_GIVEN EXERCISE_. Without omitting anything, retype the data that follows.

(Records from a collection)
▶

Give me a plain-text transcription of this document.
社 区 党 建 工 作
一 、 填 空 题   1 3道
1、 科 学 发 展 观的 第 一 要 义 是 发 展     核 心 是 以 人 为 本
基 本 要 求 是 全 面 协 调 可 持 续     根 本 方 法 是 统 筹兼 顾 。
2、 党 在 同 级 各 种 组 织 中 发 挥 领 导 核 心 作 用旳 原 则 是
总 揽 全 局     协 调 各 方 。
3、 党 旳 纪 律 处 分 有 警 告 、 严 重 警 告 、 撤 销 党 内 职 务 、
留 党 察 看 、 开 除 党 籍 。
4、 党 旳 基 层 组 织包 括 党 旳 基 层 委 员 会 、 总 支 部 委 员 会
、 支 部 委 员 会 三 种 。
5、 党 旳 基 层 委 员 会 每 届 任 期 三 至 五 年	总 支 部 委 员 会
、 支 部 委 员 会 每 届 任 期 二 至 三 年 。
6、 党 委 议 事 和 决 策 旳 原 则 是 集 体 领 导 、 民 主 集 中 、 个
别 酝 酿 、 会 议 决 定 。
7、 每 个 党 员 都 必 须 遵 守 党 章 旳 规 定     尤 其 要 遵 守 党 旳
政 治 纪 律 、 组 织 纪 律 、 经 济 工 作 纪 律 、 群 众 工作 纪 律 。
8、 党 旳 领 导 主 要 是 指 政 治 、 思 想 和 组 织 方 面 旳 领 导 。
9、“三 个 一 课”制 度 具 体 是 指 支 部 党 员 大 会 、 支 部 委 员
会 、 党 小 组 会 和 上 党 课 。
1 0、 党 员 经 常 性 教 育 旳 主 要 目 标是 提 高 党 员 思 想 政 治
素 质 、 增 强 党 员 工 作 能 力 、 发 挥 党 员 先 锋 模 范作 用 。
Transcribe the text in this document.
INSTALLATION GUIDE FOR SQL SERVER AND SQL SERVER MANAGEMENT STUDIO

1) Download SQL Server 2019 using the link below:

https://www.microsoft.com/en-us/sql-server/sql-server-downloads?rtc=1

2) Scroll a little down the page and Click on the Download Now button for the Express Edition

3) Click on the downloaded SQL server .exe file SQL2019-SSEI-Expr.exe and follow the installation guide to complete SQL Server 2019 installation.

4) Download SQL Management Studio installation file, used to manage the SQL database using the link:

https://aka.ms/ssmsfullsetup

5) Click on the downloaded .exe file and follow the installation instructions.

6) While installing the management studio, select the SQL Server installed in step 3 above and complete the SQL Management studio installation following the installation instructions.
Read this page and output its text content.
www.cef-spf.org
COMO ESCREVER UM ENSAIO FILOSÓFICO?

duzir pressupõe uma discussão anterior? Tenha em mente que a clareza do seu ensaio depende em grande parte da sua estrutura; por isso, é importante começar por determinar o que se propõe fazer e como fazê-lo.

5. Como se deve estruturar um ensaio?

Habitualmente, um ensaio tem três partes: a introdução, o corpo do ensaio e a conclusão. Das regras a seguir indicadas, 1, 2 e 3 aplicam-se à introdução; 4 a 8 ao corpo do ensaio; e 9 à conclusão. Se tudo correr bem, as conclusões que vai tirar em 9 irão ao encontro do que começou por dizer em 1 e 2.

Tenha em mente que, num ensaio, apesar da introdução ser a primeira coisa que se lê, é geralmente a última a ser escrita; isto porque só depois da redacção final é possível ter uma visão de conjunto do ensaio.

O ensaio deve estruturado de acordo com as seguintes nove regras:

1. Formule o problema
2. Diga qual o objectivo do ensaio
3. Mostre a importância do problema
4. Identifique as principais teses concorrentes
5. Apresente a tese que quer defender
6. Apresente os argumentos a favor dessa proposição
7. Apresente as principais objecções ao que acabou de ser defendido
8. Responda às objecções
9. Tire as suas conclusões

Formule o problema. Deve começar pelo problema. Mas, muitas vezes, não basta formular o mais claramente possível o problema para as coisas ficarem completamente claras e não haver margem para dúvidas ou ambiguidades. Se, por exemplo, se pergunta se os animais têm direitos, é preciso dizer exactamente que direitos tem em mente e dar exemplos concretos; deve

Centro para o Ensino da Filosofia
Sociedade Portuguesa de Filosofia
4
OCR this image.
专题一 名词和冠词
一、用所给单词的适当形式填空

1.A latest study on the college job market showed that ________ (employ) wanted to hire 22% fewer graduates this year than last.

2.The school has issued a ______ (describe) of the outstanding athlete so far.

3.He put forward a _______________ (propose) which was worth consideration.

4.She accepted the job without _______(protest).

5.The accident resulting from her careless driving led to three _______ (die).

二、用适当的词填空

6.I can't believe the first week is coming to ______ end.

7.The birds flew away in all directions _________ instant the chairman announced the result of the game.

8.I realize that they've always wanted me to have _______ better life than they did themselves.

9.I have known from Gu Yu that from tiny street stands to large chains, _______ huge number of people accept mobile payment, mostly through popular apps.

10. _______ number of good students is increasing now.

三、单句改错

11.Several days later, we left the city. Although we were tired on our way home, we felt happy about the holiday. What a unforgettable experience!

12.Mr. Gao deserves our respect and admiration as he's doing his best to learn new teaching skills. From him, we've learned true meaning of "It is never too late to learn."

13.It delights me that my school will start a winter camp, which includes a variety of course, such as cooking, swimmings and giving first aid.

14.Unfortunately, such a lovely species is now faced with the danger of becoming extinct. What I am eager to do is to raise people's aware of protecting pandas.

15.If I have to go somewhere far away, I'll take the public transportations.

◀

_EXERCISE RESULT_.
Give me a plain-text transcription of this document.
社 区 党 建 工 作
一 、 填 空 题   1 3道
1、 科 学 发 展 观的 第 一 要 义 是 发 展     核 心 是 以 人 为 本
基 本 要 求 是 全 面 协 调 可 持 续     根 本 方 法 是 统 筹兼 顾 。
2、 党 在 同 级 各 种 组 织 中 发 挥 领 导 核 心 作 用旳 原 则 是
总 揽 全 局     协 调 各 方 。
3、 党 旳 纪 律 处 分 有 警 告 、 严 重 警 告 、 撤 销 党 内 职 务 、
留 党 察 看 、 开 除 党 籍 。
4、 党 旳 基 层 组 织包 括 党 旳 基 层 委 员 会 、 总 支 部 委 员 会
、 支 部 委 员 会 三 种 。
5、 党 旳 基 层 委 员 会 每 届 任 期 三 至 五 年	总 支 部 委 员 会
、 支 部 委 员 会 每 届 任 期 二 至 三 年 。
6、 党 委 议 事 和 决 策 旳 原 则 是 集 体 领 导 、 民 主 集 中 、 个
别 酝 酿 、 会 议 决 定 。
7、 每 个 党 员 都 必 须 遵 守 党 章 旳 规 定     尤 其 要 遵 守 党 旳
政 治 纪 律 、 组 织 纪 律 、 经 济 工 作 纪 律 、 群 众 工作 纪 律 。
8、 党 旳 领 导 主 要 是 指 政 治 、 思 想 和 组 织 方 面 旳 领 导 。
9、“三 个 一 课”制 度 具 体 是 指 支 部 党 员 大 会 、 支 部 委 员
会 、 党 小 组 会 和 上 党 课 。
1 0、 党 员 经 常 性 教 育 旳 主 要 目 标是 提 高 党 员 思 想 政 治
素 质 、 增 强 党 员 工 作 能 力 、 发 挥 党 员 先 锋 模 范作 用 。
Transcribe the text in this document.
INSTALLATION GUIDE FOR SQL SERVER AND SQL SERVER MANAGEMENT STUDIO

1) Download SQL Server 2019 using the link below:

https://www.microsoft.com/en-us/sql-server/sql-server-downloads?rtc=1

2) Scroll a little down the page and Click on the Download Now button for the Express Edition

3) Click on the downloaded SQL server .exe file SQL2019-SSEI-Expr.exe and follow the installation guide to complete SQL Server 2019 installation.

4) Download SQL Management Studio installation file, used to manage the SQL database using the link:

https://aka.ms/ssmsfullsetup

5) Click on the downloaded .exe file and follow the installation instructions.

6) While installing the management studio, select the SQL Server installed in step 3 above and complete the SQL Management studio installation following the installation instructions.
Read this page and output its text content.
www.cef-spf.org
COMO ESCREVER UM ENSAIO FILOSÓFICO?

duzir pressupõe uma discussão anterior? Tenha em mente que a clareza do seu ensaio depende em grande parte da sua estrutura; por isso, é importante começar por determinar o que se propõe fazer e como fazê-lo.

5. Como se deve estruturar um ensaio?

Habitualmente, um ensaio tem três partes: a introdução, o corpo do ensaio e a conclusão. Das regras a seguir indicadas, 1, 2 e 3 aplicam-se à introdução; 4 a 8 ao corpo do ensaio; e 9 à conclusão. Se tudo correr bem, as conclusões que vai tirar em 9 irão ao encontro do que começou por dizer em 1 e 2.

Tenha em mente que, num ensaio, apesar da introdução ser a primeira coisa que se lê, é geralmente a última a ser escrita; isto porque só depois da redacção final é possível ter uma visão de conjunto do ensaio.

O ensaio deve estruturado de acordo com as seguintes nove regras:

1. Formule o problema
2. Diga qual o objectivo do ensaio
3. Mostre a importância do problema
4. Identifique as principais teses concorrentes
5. Apresente a tese que quer defender
6. Apresente os argumentos a favor dessa proposição
7. Apresente as principais objecções ao que acabou de ser defendido
8. Responda às objecções
9. Tire as suas conclusões

Formule o problema. Deve começar pelo problema. Mas, muitas vezes, não basta formular o mais claramente possível o problema para as coisas ficarem completamente claras e não haver margem para dúvidas ou ambiguidades. Se, por exemplo, se pergunta se os animais têm direitos, é preciso dizer exactamente que direitos tem em mente e dar exemplos concretos; deve

Centro para o Ensino da Filosofia
Sociedade Portuguesa de Filosofia
4
OCR this image.
专题一 名词和冠词
一、用所给单词的适当形式填空

1.A latest study on the college job market showed that ________ (employ) wanted to hire 22% fewer graduates this year than last.

2.The school has issued a ______ (describe) of the outstanding athlete so far.

3.He put forward a _______________ (propose) which was worth consideration.

4.She accepted the job without _______(protest).

5.The accident resulting from her careless driving led to three _______ (die).

二、用适当的词填空

6.I can't believe the first week is coming to ______ end.

7.The birds flew away in all directions _________ instant the chairman announced the result of the game.

8.I realize that they've always wanted me to have _______ better life than they did themselves.

9.I have known from Gu Yu that from tiny street stands to large chains, _______ huge number of people accept mobile payment, mostly through popular apps.

10. _______ number of good students is increasing now.

三、单句改错

11.Several days later, we left the city. Although we were tired on our way home, we felt happy about the holiday. What a unforgettable experience!

12.Mr. Gao deserves our respect and admiration as he's doing his best to learn new teaching skills. From him, we've learned true meaning of "It is never too late to learn."

13.It delights me that my school will start a winter camp, which includes a variety of course, such as cooking, swimmings and giving first aid.

14.Unfortunately, such a lovely species is now faced with the danger of becoming extinct. What I am eager to do is to raise people's aware of protecting pandas.

15.If I have to go somewhere far away, I'll take the public transportations.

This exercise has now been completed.